### What you will do:
Can you rewrite the stretch of the listing from its start through the line containing "145, 965, 169]", swapping "family-item" for "family-entry" and keeping everything else unchanged?

>> start Material

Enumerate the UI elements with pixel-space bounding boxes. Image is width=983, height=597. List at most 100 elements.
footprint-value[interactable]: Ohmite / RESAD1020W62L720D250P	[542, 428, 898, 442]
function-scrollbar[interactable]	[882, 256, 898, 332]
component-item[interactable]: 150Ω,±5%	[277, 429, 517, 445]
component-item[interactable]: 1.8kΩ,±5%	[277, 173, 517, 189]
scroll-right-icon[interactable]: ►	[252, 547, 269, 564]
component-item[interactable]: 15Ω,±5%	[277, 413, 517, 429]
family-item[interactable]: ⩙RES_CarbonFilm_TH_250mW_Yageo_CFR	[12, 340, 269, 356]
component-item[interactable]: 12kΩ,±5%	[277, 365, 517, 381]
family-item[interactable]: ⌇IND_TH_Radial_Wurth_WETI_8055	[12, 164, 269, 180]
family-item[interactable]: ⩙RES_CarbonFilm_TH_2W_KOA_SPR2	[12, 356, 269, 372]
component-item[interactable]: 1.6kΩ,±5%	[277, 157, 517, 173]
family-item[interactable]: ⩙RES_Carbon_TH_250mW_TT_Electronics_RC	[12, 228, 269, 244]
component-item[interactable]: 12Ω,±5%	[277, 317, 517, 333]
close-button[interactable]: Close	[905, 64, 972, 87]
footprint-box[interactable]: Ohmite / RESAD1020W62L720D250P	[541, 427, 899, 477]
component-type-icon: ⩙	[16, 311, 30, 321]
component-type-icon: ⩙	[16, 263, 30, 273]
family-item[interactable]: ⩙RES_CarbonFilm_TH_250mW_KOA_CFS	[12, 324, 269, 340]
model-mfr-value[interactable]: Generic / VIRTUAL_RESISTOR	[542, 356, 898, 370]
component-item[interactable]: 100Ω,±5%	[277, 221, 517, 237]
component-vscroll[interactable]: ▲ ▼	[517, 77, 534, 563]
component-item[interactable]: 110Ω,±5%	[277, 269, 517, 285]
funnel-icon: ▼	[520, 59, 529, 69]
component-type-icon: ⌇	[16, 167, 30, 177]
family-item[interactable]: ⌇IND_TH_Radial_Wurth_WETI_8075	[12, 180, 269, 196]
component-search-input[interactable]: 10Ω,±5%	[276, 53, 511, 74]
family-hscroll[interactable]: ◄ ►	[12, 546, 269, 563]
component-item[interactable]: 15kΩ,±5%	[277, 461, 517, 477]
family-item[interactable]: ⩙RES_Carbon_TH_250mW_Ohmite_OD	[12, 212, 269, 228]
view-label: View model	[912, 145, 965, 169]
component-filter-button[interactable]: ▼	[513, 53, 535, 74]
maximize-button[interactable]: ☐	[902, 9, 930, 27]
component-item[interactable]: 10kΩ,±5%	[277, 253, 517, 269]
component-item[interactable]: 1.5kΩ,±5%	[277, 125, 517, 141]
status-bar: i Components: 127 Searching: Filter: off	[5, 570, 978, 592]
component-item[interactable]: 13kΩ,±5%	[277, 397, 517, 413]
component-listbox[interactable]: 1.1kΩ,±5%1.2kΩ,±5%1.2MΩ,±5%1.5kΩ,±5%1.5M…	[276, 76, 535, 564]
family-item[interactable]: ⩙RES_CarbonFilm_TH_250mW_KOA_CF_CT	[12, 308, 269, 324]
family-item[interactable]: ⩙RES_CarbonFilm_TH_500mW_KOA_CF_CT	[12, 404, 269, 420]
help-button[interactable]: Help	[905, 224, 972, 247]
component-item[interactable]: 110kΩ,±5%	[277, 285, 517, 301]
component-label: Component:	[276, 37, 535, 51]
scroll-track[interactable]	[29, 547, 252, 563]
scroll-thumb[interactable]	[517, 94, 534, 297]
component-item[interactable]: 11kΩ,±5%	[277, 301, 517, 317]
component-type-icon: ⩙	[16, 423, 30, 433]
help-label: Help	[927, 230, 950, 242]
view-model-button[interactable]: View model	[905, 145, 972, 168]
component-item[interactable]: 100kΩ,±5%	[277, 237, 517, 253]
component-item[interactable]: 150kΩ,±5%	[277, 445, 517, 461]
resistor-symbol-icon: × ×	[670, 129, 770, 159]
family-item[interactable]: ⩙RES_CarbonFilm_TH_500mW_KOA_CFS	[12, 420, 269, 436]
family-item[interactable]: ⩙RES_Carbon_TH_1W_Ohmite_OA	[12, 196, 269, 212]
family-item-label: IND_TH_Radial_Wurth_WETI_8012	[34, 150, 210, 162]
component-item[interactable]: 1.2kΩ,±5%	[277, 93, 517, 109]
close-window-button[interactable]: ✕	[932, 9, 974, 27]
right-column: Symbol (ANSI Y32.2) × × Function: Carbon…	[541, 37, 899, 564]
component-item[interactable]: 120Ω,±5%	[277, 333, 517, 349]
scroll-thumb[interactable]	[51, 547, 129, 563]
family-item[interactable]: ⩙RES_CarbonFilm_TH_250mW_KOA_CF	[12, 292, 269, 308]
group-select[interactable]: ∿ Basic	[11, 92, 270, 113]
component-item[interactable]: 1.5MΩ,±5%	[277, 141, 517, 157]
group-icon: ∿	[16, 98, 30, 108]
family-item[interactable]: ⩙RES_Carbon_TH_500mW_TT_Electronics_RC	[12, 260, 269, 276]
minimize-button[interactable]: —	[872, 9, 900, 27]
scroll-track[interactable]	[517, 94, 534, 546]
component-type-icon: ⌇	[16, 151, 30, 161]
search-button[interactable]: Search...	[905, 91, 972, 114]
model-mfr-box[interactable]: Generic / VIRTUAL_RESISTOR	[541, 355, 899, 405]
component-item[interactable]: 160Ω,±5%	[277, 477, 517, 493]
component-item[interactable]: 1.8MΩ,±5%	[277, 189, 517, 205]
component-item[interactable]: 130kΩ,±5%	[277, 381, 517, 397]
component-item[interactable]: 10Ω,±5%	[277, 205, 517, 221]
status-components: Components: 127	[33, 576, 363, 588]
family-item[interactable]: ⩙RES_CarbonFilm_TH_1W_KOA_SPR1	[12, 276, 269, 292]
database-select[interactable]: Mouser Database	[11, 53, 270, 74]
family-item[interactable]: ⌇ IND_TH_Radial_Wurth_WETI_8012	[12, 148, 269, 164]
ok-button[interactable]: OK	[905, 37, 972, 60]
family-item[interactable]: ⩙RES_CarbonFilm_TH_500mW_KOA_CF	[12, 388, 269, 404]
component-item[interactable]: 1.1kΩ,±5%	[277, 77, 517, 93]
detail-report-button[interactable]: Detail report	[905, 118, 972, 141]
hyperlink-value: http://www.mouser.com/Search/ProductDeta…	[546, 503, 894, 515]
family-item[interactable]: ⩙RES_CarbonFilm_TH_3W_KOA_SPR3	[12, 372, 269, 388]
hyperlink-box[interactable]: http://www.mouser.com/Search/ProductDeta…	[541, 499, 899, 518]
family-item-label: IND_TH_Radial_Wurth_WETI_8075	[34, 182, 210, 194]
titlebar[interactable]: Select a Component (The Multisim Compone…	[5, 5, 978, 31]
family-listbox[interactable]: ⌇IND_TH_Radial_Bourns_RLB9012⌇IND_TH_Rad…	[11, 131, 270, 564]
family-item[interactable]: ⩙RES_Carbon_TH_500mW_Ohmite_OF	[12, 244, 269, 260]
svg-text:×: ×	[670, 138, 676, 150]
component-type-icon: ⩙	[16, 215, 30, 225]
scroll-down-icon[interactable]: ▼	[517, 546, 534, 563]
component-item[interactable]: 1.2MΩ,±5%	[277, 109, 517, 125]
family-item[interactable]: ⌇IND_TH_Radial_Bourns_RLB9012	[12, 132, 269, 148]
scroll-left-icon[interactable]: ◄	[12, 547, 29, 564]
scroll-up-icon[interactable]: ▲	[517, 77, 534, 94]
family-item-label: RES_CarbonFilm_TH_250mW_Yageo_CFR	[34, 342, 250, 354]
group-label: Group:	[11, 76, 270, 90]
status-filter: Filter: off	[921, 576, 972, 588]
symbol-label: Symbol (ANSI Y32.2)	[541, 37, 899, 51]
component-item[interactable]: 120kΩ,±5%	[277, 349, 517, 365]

>> end Material

### Exercise output:
Enumerate the UI elements with pixel-space bounding boxes. Image is width=983, height=597. List at most 100 elements.
footprint-value[interactable]: Ohmite / RESAD1020W62L720D250P	[542, 428, 898, 442]
function-scrollbar[interactable]	[882, 256, 898, 332]
component-item[interactable]: 150Ω,±5%	[277, 429, 517, 445]
component-item[interactable]: 1.8kΩ,±5%	[277, 173, 517, 189]
scroll-right-icon[interactable]: ►	[252, 547, 269, 564]
component-item[interactable]: 15Ω,±5%	[277, 413, 517, 429]
family-entry[interactable]: ⩙RES_CarbonFilm_TH_250mW_Yageo_CFR	[12, 340, 269, 356]
component-item[interactable]: 12kΩ,±5%	[277, 365, 517, 381]
family-entry[interactable]: ⌇IND_TH_Radial_Wurth_WETI_8055	[12, 164, 269, 180]
family-entry[interactable]: ⩙RES_CarbonFilm_TH_2W_KOA_SPR2	[12, 356, 269, 372]
component-item[interactable]: 1.6kΩ,±5%	[277, 157, 517, 173]
family-entry[interactable]: ⩙RES_Carbon_TH_250mW_TT_Electronics_RC	[12, 228, 269, 244]
component-item[interactable]: 12Ω,±5%	[277, 317, 517, 333]
close-button[interactable]: Close	[905, 64, 972, 87]
footprint-box[interactable]: Ohmite / RESAD1020W62L720D250P	[541, 427, 899, 477]
component-type-icon: ⩙	[16, 311, 30, 321]
component-type-icon: ⩙	[16, 263, 30, 273]
family-entry[interactable]: ⩙RES_CarbonFilm_TH_250mW_KOA_CFS	[12, 324, 269, 340]
model-mfr-value[interactable]: Generic / VIRTUAL_RESISTOR	[542, 356, 898, 370]
component-item[interactable]: 100Ω,±5%	[277, 221, 517, 237]
component-vscroll[interactable]: ▲ ▼	[517, 77, 534, 563]
component-item[interactable]: 110Ω,±5%	[277, 269, 517, 285]
funnel-icon: ▼	[520, 59, 529, 69]
component-type-icon: ⌇	[16, 167, 30, 177]
family-entry[interactable]: ⌇IND_TH_Radial_Wurth_WETI_8075	[12, 180, 269, 196]
component-search-input[interactable]: 10Ω,±5%	[276, 53, 511, 74]
family-hscroll[interactable]: ◄ ►	[12, 546, 269, 563]
component-item[interactable]: 15kΩ,±5%	[277, 461, 517, 477]
family-entry[interactable]: ⩙RES_Carbon_TH_250mW_Ohmite_OD	[12, 212, 269, 228]
view-label: View model	[912, 145, 965, 169]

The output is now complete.